» **Problem requirements**:
Reproduce the material exactly, omitting nothing.

» **Supplied information**:
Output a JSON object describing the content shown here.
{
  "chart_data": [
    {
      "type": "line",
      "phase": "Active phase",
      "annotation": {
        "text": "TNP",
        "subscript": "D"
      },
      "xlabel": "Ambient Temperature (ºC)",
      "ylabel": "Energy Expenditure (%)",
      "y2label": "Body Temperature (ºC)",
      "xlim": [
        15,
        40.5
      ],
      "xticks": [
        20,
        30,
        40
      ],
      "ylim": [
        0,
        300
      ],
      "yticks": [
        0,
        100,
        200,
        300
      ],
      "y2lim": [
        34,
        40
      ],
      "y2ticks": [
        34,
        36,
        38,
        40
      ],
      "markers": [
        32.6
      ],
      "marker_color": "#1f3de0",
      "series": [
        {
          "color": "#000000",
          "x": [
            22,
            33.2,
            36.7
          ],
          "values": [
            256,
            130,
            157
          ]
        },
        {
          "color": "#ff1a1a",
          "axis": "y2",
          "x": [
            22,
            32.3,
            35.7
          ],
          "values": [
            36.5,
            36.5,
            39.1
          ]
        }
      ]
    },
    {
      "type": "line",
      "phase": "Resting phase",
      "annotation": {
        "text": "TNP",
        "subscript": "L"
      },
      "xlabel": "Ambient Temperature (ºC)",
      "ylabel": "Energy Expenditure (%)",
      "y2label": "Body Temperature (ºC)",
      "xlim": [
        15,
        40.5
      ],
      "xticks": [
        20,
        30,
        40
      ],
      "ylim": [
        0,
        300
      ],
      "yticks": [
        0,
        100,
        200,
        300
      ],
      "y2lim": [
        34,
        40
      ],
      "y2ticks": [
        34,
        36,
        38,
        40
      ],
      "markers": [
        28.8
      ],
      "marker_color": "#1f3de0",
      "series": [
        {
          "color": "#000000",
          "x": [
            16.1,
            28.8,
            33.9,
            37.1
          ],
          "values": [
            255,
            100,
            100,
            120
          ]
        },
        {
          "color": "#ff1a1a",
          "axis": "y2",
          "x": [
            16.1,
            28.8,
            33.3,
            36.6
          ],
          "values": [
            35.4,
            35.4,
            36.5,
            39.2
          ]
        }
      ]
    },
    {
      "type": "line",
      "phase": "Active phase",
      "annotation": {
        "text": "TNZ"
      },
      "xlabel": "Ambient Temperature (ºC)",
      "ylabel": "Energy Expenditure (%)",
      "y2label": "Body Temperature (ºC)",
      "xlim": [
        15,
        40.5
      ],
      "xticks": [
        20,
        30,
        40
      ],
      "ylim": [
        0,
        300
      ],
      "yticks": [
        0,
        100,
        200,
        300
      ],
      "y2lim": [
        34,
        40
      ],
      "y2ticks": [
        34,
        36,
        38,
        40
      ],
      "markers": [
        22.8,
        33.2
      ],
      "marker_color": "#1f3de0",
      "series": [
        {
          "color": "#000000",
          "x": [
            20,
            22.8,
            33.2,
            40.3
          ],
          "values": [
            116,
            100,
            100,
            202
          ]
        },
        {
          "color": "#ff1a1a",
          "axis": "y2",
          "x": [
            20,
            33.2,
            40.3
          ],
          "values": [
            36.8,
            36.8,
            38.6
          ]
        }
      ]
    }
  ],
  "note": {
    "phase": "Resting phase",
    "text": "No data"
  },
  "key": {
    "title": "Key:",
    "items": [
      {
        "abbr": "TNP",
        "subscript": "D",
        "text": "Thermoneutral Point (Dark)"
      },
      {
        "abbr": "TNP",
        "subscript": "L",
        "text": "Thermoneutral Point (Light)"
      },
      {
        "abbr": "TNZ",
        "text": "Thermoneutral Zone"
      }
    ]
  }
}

» **Solution**:
Output a JSON object describing the content shown here.
{
  "chart_data": [
    {
      "type": "line",
      "phase": "Active phase",
      "annotation": {
        "text": "TNP",
        "subscript": "D"
      },
      "xlabel": "Ambient Temperature (ºC)",
      "ylabel": "Energy Expenditure (%)",
      "y2label": "Body Temperature (ºC)",
      "xlim": [
        15,
        40.5
      ],
      "xticks": [
        20,
        30,
        40
      ],
      "ylim": [
        0,
        300
      ],
      "yticks": [
        0,
        100,
        200,
        300
      ],
      "y2lim": [
        34,
        40
      ],
      "y2ticks": [
        34,
        36,
        38,
        40
      ],
      "markers": [
        32.6
      ],
      "marker_color": "#1f3de0",
      "series": [
        {
          "color": "#000000",
          "x": [
            22,
            33.2,
            36.7
          ],
          "values": [
            256,
            130,
            157
          ]
        },
        {
          "color": "#ff1a1a",
          "axis": "y2",
          "x": [
            22,
            32.3,
            35.7
          ],
          "values": [
            36.5,
            36.5,
            39.1
          ]
        }
      ]
    },
    {
      "type": "line",
      "phase": "Resting phase",
      "annotation": {
        "text": "TNP",
        "subscript": "L"
      },
      "xlabel": "Ambient Temperature (ºC)",
      "ylabel": "Energy Expenditure (%)",
      "y2label": "Body Temperature (ºC)",
      "xlim": [
        15,
        40.5
      ],
      "xticks": [
        20,
        30,
        40
      ],
      "ylim": [
        0,
        300
      ],
      "yticks": [
        0,
        100,
        200,
        300
      ],
      "y2lim": [
        34,
        40
      ],
      "y2ticks": [
        34,
        36,
        38,
        40
      ],
      "markers": [
        28.8
      ],
      "marker_color": "#1f3de0",
      "series": [
        {
          "color": "#000000",
          "x": [
            16.1,
            28.8,
            33.9,
            37.1
          ],
          "values": [
            255,
            100,
            100,
            120
          ]
        },
        {
          "color": "#ff1a1a",
          "axis": "y2",
          "x": [
            16.1,
            28.8,
            33.3,
            36.6
          ],
          "values": [
            35.4,
            35.4,
            36.5,
            39.2
          ]
        }
      ]
    },
    {
      "type": "line",
      "phase": "Active phase",
      "annotation": {
        "text": "TNZ"
      },
      "xlabel": "Ambient Temperature (ºC)",
      "ylabel": "Energy Expenditure (%)",
      "y2label": "Body Temperature (ºC)",
      "xlim": [
        15,
        40.5
      ],
      "xticks": [
        20,
        30,
        40
      ],
      "ylim": [
        0,
        300
      ],
      "yticks": [
        0,
        100,
        200,
        300
      ],
      "y2lim": [
        34,
        40
      ],
      "y2ticks": [
        34,
        36,
        38,
        40
      ],
      "markers": [
        22.8,
        33.2
      ],
      "marker_color": "#1f3de0",
      "series": [
        {
          "color": "#000000",
          "x": [
            20,
            22.8,
            33.2,
            40.3
          ],
          "values": [
            116,
            100,
            100,
            202
          ]
        },
        {
          "color": "#ff1a1a",
          "axis": "y2",
          "x": [
            20,
            33.2,
            40.3
          ],
          "values": [
            36.8,
            36.8,
            38.6
          ]
        }
      ]
    }
  ],
  "note": {
    "phase": "Resting phase",
    "text": "No data"
  },
  "key": {
    "title": "Key:",
    "items": [
      {
        "abbr": "TNP",
        "subscript": "D",
        "text": "Thermoneutral Point (Dark)"
      },
      {
        "abbr": "TNP",
        "subscript": "L",
        "text": "Thermoneutral Point (Light)"
      },
      {
        "abbr": "TNZ",
        "text": "Thermoneutral Zone"
      }
    ]
  }
}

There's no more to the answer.